▸ To do:
Reproduce the material in full, unchanged.
>> BEGIN Given records
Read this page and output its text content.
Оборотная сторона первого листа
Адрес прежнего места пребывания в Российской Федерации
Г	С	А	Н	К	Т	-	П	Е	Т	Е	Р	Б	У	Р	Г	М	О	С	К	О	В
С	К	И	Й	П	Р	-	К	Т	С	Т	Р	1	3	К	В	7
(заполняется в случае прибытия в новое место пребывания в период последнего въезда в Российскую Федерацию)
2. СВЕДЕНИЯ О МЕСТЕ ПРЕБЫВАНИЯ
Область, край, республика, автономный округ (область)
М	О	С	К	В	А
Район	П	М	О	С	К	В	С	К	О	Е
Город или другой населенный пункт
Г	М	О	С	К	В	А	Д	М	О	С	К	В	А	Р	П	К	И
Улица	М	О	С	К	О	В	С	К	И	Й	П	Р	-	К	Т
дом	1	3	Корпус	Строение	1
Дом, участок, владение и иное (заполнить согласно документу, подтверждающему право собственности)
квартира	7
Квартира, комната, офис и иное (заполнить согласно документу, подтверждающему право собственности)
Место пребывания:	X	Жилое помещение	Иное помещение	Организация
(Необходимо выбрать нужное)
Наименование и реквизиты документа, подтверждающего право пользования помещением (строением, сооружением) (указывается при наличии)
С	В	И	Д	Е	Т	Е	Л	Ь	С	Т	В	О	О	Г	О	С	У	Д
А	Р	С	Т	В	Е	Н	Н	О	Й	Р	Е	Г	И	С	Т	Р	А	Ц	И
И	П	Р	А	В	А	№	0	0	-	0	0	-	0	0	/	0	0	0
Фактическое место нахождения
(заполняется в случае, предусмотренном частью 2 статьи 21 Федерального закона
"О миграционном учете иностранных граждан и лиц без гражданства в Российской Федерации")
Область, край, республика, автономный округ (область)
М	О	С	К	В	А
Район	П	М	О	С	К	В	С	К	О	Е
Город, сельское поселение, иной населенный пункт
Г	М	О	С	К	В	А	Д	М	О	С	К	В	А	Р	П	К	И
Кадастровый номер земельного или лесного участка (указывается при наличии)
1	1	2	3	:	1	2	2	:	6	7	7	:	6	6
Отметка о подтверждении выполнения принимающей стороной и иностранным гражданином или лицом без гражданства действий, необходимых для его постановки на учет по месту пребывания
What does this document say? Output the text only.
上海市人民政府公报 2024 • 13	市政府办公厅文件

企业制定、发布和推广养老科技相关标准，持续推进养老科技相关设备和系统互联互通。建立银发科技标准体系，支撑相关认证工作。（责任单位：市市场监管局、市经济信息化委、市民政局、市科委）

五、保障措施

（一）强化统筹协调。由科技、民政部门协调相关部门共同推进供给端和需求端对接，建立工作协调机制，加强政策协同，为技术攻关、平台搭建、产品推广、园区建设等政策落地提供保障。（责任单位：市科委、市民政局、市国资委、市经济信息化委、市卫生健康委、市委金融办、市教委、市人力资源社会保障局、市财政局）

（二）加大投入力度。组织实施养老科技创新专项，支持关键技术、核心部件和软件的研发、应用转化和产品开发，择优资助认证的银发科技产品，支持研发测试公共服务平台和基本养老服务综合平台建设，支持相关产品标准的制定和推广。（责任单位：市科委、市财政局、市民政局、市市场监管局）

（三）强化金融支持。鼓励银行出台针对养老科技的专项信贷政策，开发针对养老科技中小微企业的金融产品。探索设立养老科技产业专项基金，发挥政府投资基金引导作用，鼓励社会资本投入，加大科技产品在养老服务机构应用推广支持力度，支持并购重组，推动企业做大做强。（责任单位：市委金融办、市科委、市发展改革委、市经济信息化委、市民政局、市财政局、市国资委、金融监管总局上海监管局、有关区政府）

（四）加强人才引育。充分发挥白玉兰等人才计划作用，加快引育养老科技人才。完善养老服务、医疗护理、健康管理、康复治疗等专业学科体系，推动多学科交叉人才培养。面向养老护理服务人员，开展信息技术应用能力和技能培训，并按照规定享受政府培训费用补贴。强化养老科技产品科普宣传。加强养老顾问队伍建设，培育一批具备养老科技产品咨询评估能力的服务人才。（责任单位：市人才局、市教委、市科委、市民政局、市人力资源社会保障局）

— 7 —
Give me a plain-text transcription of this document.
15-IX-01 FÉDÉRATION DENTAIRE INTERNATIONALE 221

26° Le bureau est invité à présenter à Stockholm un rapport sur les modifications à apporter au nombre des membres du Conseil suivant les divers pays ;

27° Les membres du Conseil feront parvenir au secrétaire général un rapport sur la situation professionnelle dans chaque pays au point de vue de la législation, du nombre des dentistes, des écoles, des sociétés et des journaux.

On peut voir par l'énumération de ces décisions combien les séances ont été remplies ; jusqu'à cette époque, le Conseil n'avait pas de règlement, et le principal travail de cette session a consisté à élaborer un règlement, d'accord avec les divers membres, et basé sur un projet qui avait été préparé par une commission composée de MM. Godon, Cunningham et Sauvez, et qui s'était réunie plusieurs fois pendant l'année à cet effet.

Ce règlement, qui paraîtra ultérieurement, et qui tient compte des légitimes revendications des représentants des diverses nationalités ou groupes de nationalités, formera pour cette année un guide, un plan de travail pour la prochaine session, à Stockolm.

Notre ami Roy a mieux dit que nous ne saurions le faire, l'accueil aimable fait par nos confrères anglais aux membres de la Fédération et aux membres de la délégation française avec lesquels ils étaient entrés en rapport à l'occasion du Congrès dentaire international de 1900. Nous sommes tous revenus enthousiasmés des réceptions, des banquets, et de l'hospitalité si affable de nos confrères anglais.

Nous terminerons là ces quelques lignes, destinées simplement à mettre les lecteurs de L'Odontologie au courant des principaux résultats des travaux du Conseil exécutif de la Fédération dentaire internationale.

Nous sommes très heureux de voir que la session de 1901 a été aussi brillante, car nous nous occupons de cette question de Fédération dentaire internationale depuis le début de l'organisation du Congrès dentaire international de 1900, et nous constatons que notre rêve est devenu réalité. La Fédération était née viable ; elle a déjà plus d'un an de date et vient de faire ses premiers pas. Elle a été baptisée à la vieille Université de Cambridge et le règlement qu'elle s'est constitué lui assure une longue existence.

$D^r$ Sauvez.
>> END Given records
▸ Output below:
Read this page and output its text content.
Оборотная сторона первого листа
Адрес прежнего места пребывания в Российской Федерации
Г	С	А	Н	К	Т	-	П	Е	Т	Е	Р	Б	У	Р	Г	М	О	С	К	О	В
С	К	И	Й	П	Р	-	К	Т	С	Т	Р	1	3	К	В	7
(заполняется в случае прибытия в новое место пребывания в период последнего въезда в Российскую Федерацию)
2. СВЕДЕНИЯ О МЕСТЕ ПРЕБЫВАНИЯ
Область, край, республика, автономный округ (область)
М	О	С	К	В	А
Район	П	М	О	С	К	В	С	К	О	Е
Город или другой населенный пункт
Г	М	О	С	К	В	А	Д	М	О	С	К	В	А	Р	П	К	И
Улица	М	О	С	К	О	В	С	К	И	Й	П	Р	-	К	Т
дом	1	3	Корпус	Строение	1
Дом, участок, владение и иное (заполнить согласно документу, подтверждающему право собственности)
квартира	7
Квартира, комната, офис и иное (заполнить согласно документу, подтверждающему право собственности)
Место пребывания:	X	Жилое помещение	Иное помещение	Организация
(Необходимо выбрать нужное)
Наименование и реквизиты документа, подтверждающего право пользования помещением (строением, сооружением) (указывается при наличии)
С	В	И	Д	Е	Т	Е	Л	Ь	С	Т	В	О	О	Г	О	С	У	Д
А	Р	С	Т	В	Е	Н	Н	О	Й	Р	Е	Г	И	С	Т	Р	А	Ц	И
И	П	Р	А	В	А	№	0	0	-	0	0	-	0	0	/	0	0	0
Фактическое место нахождения
(заполняется в случае, предусмотренном частью 2 статьи 21 Федерального закона
"О миграционном учете иностранных граждан и лиц без гражданства в Российской Федерации")
Область, край, республика, автономный округ (область)
М	О	С	К	В	А
Район	П	М	О	С	К	В	С	К	О	Е
Город, сельское поселение, иной населенный пункт
Г	М	О	С	К	В	А	Д	М	О	С	К	В	А	Р	П	К	И
Кадастровый номер земельного или лесного участка (указывается при наличии)
1	1	2	3	:	1	2	2	:	6	7	7	:	6	6
Отметка о подтверждении выполнения принимающей стороной и иностранным гражданином или лицом без гражданства действий, необходимых для его постановки на учет по месту пребывания
What does this document say? Output the text only.
上海市人民政府公报 2024 • 13	市政府办公厅文件

企业制定、发布和推广养老科技相关标准，持续推进养老科技相关设备和系统互联互通。建立银发科技标准体系，支撑相关认证工作。（责任单位：市市场监管局、市经济信息化委、市民政局、市科委）

五、保障措施

（一）强化统筹协调。由科技、民政部门协调相关部门共同推进供给端和需求端对接，建立工作协调机制，加强政策协同，为技术攻关、平台搭建、产品推广、园区建设等政策落地提供保障。（责任单位：市科委、市民政局、市国资委、市经济信息化委、市卫生健康委、市委金融办、市教委、市人力资源社会保障局、市财政局）

（二）加大投入力度。组织实施养老科技创新专项，支持关键技术、核心部件和软件的研发、应用转化和产品开发，择优资助认证的银发科技产品，支持研发测试公共服务平台和基本养老服务综合平台建设，支持相关产品标准的制定和推广。（责任单位：市科委、市财政局、市民政局、市市场监管局）

（三）强化金融支持。鼓励银行出台针对养老科技的专项信贷政策，开发针对养老科技中小微企业的金融产品。探索设立养老科技产业专项基金，发挥政府投资基金引导作用，鼓励社会资本投入，加大科技产品在养老服务机构应用推广支持力度，支持并购重组，推动企业做大做强。（责任单位：市委金融办、市科委、市发展改革委、市经济信息化委、市民政局、市财政局、市国资委、金融监管总局上海监管局、有关区政府）

（四）加强人才引育。充分发挥白玉兰等人才计划作用，加快引育养老科技人才。完善养老服务、医疗护理、健康管理、康复治疗等专业学科体系，推动多学科交叉人才培养。面向养老护理服务人员，开展信息技术应用能力和技能培训，并按照规定享受政府培训费用补贴。强化养老科技产品科普宣传。加强养老顾问队伍建设，培育一批具备养老科技产品咨询评估能力的服务人才。（责任单位：市人才局、市教委、市科委、市民政局、市人力资源社会保障局）

— 7 —
Give me a plain-text transcription of this document.
15-IX-01 FÉDÉRATION DENTAIRE INTERNATIONALE 221

26° Le bureau est invité à présenter à Stockholm un rapport sur les modifications à apporter au nombre des membres du Conseil suivant les divers pays ;

27° Les membres du Conseil feront parvenir au secrétaire général un rapport sur la situation professionnelle dans chaque pays au point de vue de la législation, du nombre des dentistes, des écoles, des sociétés et des journaux.

On peut voir par l'énumération de ces décisions combien les séances ont été remplies ; jusqu'à cette époque, le Conseil n'avait pas de règlement, et le principal travail de cette session a consisté à élaborer un règlement, d'accord avec les divers membres, et basé sur un projet qui avait été préparé par une commission composée de MM. Godon, Cunningham et Sauvez, et qui s'était réunie plusieurs fois pendant l'année à cet effet.

Ce règlement, qui paraîtra ultérieurement, et qui tient compte des légitimes revendications des représentants des diverses nationalités ou groupes de nationalités, formera pour cette année un guide, un plan de travail pour la prochaine session, à Stockolm.

Notre ami Roy a mieux dit que nous ne saurions le faire, l'accueil aimable fait par nos confrères anglais aux membres de la Fédération et aux membres de la délégation française avec lesquels ils étaient entrés en rapport à l'occasion du Congrès dentaire international de 1900. Nous sommes tous revenus enthousiasmés des réceptions, des banquets, et de l'hospitalité si affable de nos confrères anglais.

Nous terminerons là ces quelques lignes, destinées simplement à mettre les lecteurs de L'Odontologie au courant des principaux résultats des travaux du Conseil exécutif de la Fédération dentaire internationale.

Nous sommes très heureux de voir que la session de 1901 a été aussi brillante, car nous nous occupons de cette question de Fédération dentaire internationale depuis le début de l'organisation du Congrès dentaire international de 1900, et nous constatons que notre rêve est devenu réalité. La Fédération était née viable ; elle a déjà plus d'un an de date et vient de faire ses premiers pas. Elle a été baptisée à la vieille Université de Cambridge et le règlement qu'elle s'est constitué lui assure une longue existence.

$D^r$ Sauvez.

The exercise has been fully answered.